_PROBLEM TO SOLVE_. Retype the whole listing below, character for character.

_LISTED RECORDS_.

(begin)

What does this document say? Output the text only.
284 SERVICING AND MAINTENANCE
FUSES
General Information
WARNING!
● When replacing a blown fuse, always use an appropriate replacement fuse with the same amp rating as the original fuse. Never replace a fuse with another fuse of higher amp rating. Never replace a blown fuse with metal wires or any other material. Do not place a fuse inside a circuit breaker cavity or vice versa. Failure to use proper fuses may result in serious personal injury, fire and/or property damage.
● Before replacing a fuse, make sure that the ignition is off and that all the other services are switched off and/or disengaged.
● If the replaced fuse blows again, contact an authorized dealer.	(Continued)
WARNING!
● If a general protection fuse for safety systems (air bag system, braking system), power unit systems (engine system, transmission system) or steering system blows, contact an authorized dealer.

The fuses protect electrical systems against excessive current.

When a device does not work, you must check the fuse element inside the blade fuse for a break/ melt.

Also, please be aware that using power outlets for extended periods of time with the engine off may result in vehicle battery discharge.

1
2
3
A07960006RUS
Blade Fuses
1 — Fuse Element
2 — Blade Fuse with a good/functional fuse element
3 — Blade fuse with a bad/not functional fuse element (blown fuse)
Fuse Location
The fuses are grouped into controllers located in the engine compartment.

(end)

_EXPECTED ANSWER_.
What does this document say? Output the text only.
284 SERVICING AND MAINTENANCE
FUSES
General Information
WARNING!
● When replacing a blown fuse, always use an appropriate replacement fuse with the same amp rating as the original fuse. Never replace a fuse with another fuse of higher amp rating. Never replace a blown fuse with metal wires or any other material. Do not place a fuse inside a circuit breaker cavity or vice versa. Failure to use proper fuses may result in serious personal injury, fire and/or property damage.
● Before replacing a fuse, make sure that the ignition is off and that all the other services are switched off and/or disengaged.
● If the replaced fuse blows again, contact an authorized dealer.	(Continued)
WARNING!
● If a general protection fuse for safety systems (air bag system, braking system), power unit systems (engine system, transmission system) or steering system blows, contact an authorized dealer.

The fuses protect electrical systems against excessive current.

When a device does not work, you must check the fuse element inside the blade fuse for a break/ melt.

Also, please be aware that using power outlets for extended periods of time with the engine off may result in vehicle battery discharge.

1
2
3
A07960006RUS
Blade Fuses
1 — Fuse Element
2 — Blade Fuse with a good/functional fuse element
3 — Blade fuse with a bad/not functional fuse element (blown fuse)
Fuse Location
The fuses are grouped into controllers located in the engine compartment.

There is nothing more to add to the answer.